RECORDS FOR THE EXERCISE>
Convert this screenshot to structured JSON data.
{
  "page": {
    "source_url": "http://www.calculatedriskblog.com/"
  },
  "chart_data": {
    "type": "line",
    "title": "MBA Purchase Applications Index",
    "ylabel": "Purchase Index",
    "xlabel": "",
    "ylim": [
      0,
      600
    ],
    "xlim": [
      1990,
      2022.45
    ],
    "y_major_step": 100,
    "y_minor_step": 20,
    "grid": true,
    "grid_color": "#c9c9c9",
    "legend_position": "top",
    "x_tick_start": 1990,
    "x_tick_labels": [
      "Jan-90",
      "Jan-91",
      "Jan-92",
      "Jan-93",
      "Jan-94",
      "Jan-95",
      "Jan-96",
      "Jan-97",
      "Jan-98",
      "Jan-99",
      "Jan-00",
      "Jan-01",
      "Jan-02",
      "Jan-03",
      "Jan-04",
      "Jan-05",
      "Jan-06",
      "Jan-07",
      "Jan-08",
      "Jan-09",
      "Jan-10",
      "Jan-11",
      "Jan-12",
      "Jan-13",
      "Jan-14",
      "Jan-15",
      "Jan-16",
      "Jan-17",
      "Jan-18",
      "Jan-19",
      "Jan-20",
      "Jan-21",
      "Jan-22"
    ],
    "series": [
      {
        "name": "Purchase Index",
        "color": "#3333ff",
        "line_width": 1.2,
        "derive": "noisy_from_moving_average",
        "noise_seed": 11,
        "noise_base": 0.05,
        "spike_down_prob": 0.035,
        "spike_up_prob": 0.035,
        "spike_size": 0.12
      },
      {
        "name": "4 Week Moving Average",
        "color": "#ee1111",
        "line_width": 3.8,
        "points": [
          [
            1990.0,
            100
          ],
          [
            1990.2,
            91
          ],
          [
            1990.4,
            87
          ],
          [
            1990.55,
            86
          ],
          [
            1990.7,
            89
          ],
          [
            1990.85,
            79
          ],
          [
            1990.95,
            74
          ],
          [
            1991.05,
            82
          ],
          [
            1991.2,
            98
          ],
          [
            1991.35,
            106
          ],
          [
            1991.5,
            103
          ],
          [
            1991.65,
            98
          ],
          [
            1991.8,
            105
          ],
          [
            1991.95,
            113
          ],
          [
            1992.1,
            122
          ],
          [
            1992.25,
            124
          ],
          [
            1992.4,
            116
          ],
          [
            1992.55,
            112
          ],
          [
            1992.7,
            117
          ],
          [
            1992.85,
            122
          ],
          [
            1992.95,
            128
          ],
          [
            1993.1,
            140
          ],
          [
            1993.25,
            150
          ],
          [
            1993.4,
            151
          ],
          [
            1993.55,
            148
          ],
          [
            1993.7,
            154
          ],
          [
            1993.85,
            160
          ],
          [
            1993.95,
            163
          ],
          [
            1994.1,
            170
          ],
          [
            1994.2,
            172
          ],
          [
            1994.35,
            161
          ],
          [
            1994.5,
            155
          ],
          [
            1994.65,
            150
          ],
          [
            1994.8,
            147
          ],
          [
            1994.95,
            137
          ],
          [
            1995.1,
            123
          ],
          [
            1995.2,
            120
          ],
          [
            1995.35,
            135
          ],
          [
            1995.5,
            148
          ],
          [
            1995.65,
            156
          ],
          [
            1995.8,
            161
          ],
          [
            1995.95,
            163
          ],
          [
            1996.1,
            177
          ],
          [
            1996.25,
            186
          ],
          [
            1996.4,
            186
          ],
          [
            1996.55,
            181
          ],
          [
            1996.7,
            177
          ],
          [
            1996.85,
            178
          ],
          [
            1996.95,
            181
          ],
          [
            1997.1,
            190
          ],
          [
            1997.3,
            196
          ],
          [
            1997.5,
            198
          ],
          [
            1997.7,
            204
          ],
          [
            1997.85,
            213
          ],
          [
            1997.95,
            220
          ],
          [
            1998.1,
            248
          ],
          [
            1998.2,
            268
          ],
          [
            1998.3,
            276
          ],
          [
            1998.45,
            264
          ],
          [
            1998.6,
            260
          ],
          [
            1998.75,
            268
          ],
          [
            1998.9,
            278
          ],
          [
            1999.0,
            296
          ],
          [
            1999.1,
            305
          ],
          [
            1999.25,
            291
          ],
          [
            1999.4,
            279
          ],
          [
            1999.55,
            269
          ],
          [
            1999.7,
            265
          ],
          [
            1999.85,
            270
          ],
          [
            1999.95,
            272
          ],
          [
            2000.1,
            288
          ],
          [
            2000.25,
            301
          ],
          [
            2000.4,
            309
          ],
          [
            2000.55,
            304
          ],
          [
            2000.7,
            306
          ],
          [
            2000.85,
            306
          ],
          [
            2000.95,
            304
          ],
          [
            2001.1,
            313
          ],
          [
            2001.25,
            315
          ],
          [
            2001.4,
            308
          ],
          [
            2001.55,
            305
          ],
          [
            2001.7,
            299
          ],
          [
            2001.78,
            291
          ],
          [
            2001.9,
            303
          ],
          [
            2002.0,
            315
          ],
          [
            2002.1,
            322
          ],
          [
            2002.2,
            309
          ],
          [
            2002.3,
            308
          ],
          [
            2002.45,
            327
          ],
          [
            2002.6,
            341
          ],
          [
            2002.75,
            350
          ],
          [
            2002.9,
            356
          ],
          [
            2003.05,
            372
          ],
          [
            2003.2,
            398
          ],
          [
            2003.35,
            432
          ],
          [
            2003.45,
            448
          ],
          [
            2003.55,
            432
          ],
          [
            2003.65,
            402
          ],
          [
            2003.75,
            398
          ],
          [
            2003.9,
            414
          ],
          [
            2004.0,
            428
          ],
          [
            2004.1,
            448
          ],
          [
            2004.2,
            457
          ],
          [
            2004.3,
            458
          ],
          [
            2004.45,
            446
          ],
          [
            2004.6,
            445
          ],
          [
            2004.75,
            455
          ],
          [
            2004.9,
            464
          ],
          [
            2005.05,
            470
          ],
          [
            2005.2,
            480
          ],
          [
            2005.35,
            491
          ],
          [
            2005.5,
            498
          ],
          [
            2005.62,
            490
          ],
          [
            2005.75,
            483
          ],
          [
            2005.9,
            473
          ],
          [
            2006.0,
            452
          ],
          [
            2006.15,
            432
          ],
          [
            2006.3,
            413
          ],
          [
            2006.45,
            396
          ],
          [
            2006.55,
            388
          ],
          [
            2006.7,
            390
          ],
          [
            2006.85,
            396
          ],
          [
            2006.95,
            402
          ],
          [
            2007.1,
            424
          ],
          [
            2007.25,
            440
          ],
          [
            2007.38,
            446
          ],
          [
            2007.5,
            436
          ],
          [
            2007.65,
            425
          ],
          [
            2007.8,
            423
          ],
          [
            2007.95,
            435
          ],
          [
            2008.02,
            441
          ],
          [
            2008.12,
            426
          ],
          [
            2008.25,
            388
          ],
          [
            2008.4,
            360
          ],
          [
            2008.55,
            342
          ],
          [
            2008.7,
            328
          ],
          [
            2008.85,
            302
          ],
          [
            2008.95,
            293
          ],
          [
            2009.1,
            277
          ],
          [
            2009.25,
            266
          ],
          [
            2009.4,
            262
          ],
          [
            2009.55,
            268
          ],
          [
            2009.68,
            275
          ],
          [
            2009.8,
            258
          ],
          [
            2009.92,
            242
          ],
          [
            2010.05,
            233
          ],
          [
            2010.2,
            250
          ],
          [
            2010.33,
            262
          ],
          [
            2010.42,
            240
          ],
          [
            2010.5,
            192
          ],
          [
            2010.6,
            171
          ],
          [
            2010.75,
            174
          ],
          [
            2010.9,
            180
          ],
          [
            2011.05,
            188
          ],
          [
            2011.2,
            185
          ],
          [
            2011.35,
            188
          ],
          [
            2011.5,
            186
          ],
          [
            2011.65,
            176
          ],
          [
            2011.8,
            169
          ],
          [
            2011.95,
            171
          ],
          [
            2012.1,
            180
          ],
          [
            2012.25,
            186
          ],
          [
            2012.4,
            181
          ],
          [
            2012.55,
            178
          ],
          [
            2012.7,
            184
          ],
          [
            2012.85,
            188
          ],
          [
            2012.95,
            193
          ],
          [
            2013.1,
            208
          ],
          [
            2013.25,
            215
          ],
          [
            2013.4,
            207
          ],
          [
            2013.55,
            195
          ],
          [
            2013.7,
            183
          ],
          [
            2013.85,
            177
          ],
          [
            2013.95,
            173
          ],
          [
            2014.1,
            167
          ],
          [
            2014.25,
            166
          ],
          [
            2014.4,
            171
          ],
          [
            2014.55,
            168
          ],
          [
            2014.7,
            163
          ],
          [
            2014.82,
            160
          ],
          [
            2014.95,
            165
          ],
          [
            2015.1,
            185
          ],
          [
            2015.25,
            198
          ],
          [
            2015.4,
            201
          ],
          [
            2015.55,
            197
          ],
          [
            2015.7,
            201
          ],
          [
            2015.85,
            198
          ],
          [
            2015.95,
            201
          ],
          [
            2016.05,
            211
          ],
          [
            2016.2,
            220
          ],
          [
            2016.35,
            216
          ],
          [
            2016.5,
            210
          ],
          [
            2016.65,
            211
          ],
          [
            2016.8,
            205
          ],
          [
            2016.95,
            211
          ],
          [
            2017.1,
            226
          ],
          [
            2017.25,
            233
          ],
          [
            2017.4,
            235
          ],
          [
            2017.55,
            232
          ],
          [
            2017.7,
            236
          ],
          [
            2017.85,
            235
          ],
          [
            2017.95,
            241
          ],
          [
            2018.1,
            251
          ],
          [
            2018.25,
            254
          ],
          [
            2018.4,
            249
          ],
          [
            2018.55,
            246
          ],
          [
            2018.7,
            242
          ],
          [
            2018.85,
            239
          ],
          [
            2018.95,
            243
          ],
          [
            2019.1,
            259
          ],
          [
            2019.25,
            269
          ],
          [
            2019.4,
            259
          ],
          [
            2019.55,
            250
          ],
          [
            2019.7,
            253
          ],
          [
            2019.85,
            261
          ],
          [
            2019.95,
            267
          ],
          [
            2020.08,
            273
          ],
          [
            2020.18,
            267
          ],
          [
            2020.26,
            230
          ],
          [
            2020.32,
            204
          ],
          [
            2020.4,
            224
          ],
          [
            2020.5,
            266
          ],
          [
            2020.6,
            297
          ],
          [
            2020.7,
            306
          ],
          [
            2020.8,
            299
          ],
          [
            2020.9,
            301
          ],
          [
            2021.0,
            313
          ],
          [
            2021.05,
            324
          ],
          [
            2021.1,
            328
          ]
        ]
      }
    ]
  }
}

EXERCISE> Only the number is needed here: how many lines of the records contain "Index"?

EXERCISE SOLUTION> 3